- **THE EXERCISE**
Find the lines holding the word "June" and collect them.

- **RECORD EXTRACTS**
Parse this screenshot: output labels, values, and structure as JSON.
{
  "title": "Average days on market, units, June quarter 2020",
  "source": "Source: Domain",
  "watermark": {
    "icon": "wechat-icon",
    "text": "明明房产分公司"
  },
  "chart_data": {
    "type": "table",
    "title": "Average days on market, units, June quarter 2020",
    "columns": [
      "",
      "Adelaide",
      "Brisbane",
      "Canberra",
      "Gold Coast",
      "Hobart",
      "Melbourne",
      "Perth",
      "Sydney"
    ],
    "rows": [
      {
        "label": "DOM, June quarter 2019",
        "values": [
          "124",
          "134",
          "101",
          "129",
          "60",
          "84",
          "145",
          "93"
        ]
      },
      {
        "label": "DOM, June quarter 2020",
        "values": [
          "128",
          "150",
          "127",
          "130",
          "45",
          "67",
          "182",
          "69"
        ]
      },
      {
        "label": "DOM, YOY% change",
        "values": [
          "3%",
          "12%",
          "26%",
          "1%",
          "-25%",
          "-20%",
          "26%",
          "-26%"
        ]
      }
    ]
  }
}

- **REPLY**
  "title": "Average days on market, units, June quarter 2020",
    "title": "Average days on market, units, June quarter 2020",
        "label": "DOM, June quarter 2019",
        "label": "DOM, June quarter 2020",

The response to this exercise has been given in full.